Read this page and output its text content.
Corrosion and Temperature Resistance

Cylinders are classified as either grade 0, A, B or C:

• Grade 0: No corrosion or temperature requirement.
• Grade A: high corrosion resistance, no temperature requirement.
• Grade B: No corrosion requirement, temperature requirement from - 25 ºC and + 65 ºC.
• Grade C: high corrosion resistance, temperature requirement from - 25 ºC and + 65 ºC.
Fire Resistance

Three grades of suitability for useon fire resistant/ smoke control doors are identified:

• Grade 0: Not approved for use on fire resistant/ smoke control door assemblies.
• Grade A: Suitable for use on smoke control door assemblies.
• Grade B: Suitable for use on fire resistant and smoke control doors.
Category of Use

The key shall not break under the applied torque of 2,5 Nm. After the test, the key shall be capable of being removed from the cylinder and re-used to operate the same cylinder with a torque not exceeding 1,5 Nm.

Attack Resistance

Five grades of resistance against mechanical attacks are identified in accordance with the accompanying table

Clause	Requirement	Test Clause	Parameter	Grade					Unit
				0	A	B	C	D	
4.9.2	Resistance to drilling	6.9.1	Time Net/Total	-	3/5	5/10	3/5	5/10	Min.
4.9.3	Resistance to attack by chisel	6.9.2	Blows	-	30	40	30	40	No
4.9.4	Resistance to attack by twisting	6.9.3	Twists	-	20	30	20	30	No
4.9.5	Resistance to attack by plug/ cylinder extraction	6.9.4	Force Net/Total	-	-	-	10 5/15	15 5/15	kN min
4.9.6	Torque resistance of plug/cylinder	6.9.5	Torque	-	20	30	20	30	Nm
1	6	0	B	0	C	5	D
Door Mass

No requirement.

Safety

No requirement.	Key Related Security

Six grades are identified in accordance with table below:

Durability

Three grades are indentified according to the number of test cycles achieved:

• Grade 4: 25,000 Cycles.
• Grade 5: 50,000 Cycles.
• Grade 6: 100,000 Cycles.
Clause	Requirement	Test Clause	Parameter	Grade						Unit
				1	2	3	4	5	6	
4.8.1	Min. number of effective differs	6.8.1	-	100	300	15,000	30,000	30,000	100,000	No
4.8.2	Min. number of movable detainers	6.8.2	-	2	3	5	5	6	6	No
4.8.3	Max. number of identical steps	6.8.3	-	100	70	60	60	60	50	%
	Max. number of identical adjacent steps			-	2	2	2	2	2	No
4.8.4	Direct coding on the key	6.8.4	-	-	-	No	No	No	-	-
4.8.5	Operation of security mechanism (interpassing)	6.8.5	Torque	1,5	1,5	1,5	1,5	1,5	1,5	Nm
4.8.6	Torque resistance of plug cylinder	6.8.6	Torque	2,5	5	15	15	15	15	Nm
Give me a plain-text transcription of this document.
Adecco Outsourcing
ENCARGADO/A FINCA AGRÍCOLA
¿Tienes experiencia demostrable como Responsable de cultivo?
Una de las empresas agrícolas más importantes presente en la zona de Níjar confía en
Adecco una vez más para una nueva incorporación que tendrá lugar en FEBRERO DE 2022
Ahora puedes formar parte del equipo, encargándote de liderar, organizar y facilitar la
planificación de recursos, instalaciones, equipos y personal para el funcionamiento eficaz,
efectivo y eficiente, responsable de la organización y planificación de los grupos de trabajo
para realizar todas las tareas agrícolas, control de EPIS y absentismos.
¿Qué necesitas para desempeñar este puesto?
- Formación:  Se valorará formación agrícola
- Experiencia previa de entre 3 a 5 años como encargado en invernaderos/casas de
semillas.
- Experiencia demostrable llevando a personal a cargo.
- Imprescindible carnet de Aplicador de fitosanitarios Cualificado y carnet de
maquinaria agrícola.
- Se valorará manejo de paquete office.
•••••
### [Short problem]
Provide the count, and nothing else, of lines in the data above where the word "identified" occurs.

### [Exercise output]
3